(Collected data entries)
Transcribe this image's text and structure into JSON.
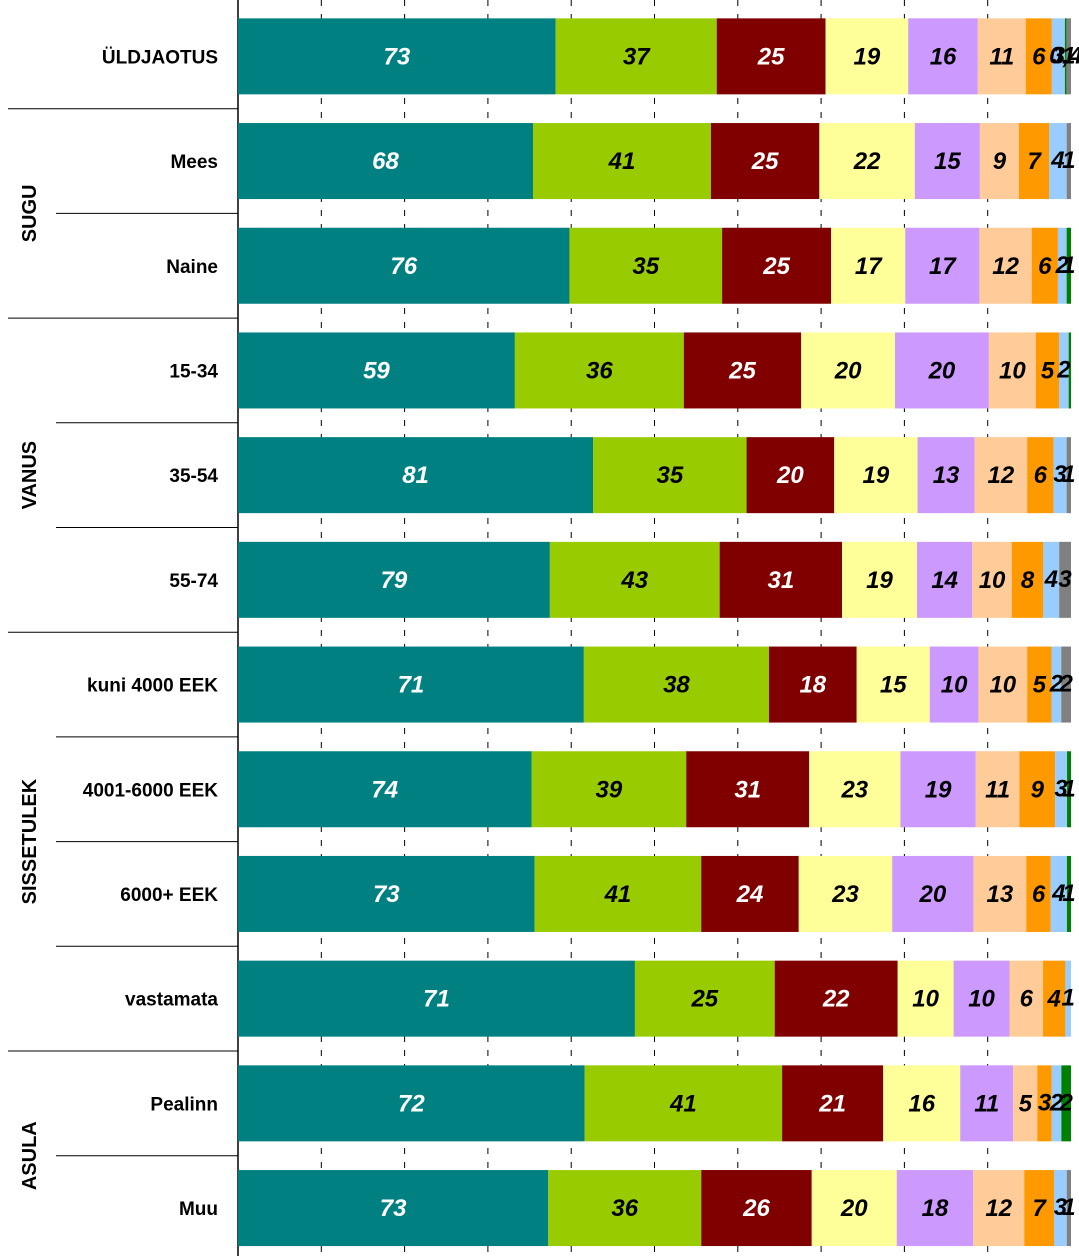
{
  "chart_data": {
    "type": "bar",
    "stacked": true,
    "orientation": "horizontal",
    "grid": true,
    "series_colors": [
      "#008080",
      "#99cc00",
      "#800000",
      "#ffff99",
      "#cc99ff",
      "#ffcc99",
      "#ff9900",
      "#99ccff",
      "#008000",
      "#808080"
    ],
    "groups": [
      {
        "label": "",
        "rows": [
          {
            "label": "ÜLDJAOTUS",
            "values": [
              73,
              37,
              25,
              19,
              16,
              11,
              6,
              3,
              0.4,
              1
            ],
            "labels": [
              "73",
              "37",
              "25",
              "19",
              "16",
              "11",
              "6",
              "3",
              "0,4",
              "1"
            ]
          }
        ]
      },
      {
        "label": "SUGU",
        "rows": [
          {
            "label": "Mees",
            "values": [
              68,
              41,
              25,
              22,
              15,
              9,
              7,
              4,
              0,
              1
            ],
            "labels": [
              "68",
              "41",
              "25",
              "22",
              "15",
              "9",
              "7",
              "4",
              "",
              "1"
            ]
          },
          {
            "label": "Naine",
            "values": [
              76,
              35,
              25,
              17,
              17,
              12,
              6,
              2,
              1,
              0
            ],
            "labels": [
              "76",
              "35",
              "25",
              "17",
              "17",
              "12",
              "6",
              "2",
              "1",
              ""
            ]
          }
        ]
      },
      {
        "label": "VANUS",
        "rows": [
          {
            "label": "15-34",
            "values": [
              59,
              36,
              25,
              20,
              20,
              10,
              5,
              2,
              0.5,
              0
            ],
            "labels": [
              "59",
              "36",
              "25",
              "20",
              "20",
              "10",
              "5",
              "2",
              "",
              ""
            ]
          },
          {
            "label": "35-54",
            "values": [
              81,
              35,
              20,
              19,
              13,
              12,
              6,
              3,
              0,
              1
            ],
            "labels": [
              "81",
              "35",
              "20",
              "19",
              "13",
              "12",
              "6",
              "3",
              "",
              "1"
            ]
          },
          {
            "label": "55-74",
            "values": [
              79,
              43,
              31,
              19,
              14,
              10,
              8,
              4,
              0,
              3
            ],
            "labels": [
              "79",
              "43",
              "31",
              "19",
              "14",
              "10",
              "8",
              "4",
              "",
              "3"
            ]
          }
        ]
      },
      {
        "label": "SISSETULEK",
        "rows": [
          {
            "label": "kuni 4000 EEK",
            "values": [
              71,
              38,
              18,
              15,
              10,
              10,
              5,
              2,
              0,
              2
            ],
            "labels": [
              "71",
              "38",
              "18",
              "15",
              "10",
              "10",
              "5",
              "2",
              "",
              "2"
            ]
          },
          {
            "label": "4001-6000 EEK",
            "values": [
              74,
              39,
              31,
              23,
              19,
              11,
              9,
              3,
              1,
              0
            ],
            "labels": [
              "74",
              "39",
              "31",
              "23",
              "19",
              "11",
              "9",
              "3",
              "1",
              ""
            ]
          },
          {
            "label": "6000+ EEK",
            "values": [
              73,
              41,
              24,
              23,
              20,
              13,
              6,
              4,
              1,
              0
            ],
            "labels": [
              "73",
              "41",
              "24",
              "23",
              "20",
              "13",
              "6",
              "4",
              "1",
              ""
            ]
          },
          {
            "label": "vastamata",
            "values": [
              71,
              25,
              22,
              10,
              10,
              6,
              4,
              1,
              0,
              0
            ],
            "labels": [
              "71",
              "25",
              "22",
              "10",
              "10",
              "6",
              "4",
              "1",
              "",
              ""
            ]
          }
        ]
      },
      {
        "label": "ASULA",
        "rows": [
          {
            "label": "Pealinn",
            "values": [
              72,
              41,
              21,
              16,
              11,
              5,
              3,
              2,
              2,
              0
            ],
            "labels": [
              "72",
              "41",
              "21",
              "16",
              "11",
              "5",
              "3",
              "2",
              "2",
              ""
            ]
          },
          {
            "label": "Muu",
            "values": [
              73,
              36,
              26,
              20,
              18,
              12,
              7,
              3,
              0,
              1
            ],
            "labels": [
              "73",
              "36",
              "26",
              "20",
              "18",
              "12",
              "7",
              "3",
              "",
              "1"
            ]
          }
        ]
      }
    ]
  }
}
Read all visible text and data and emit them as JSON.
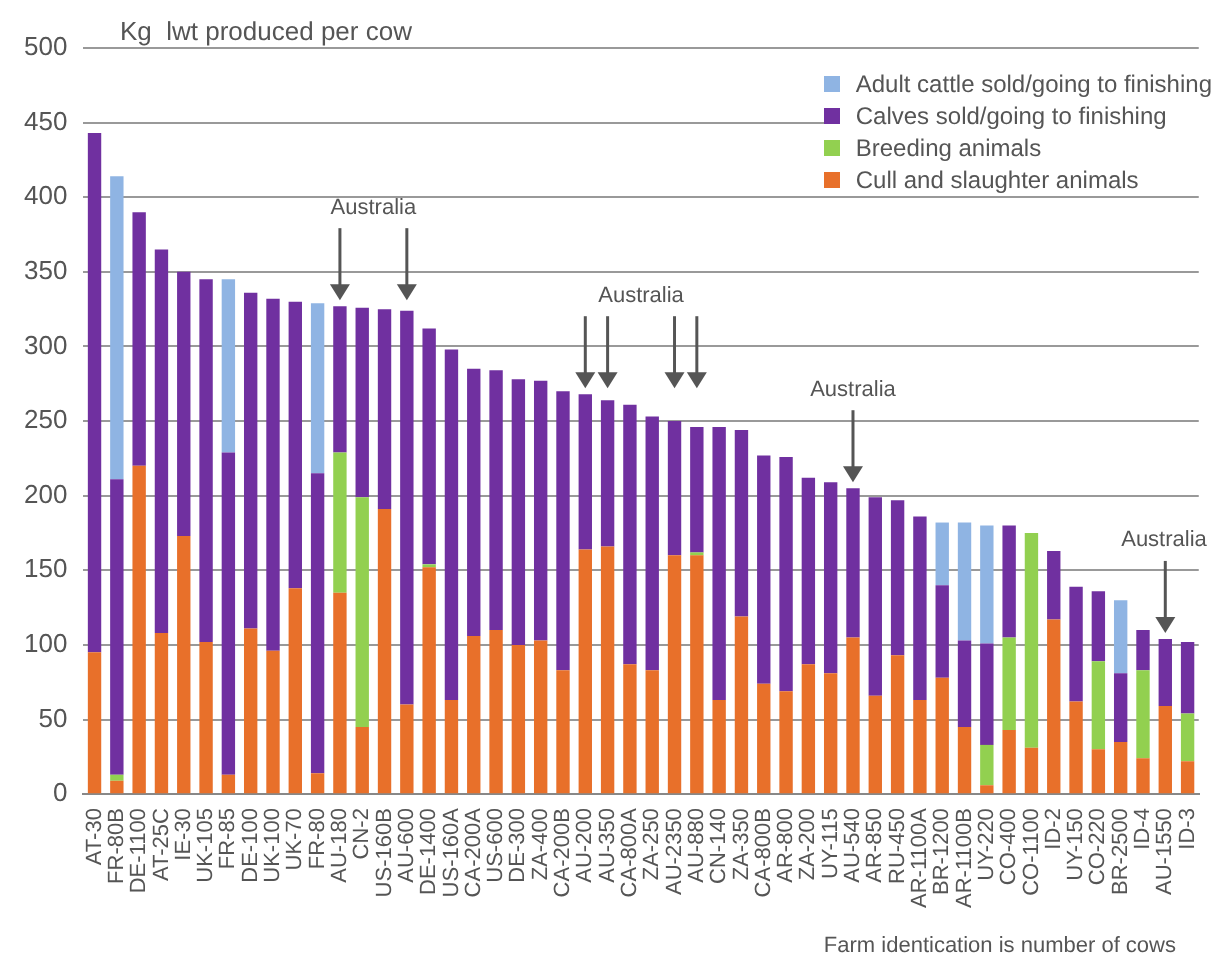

Set task: Identify the lines of the data that contain the word "JSON". Copy each of them.

The response:
Transcribe this image's text and structure into JSON.
Read all visible text and data and emit them as JSON.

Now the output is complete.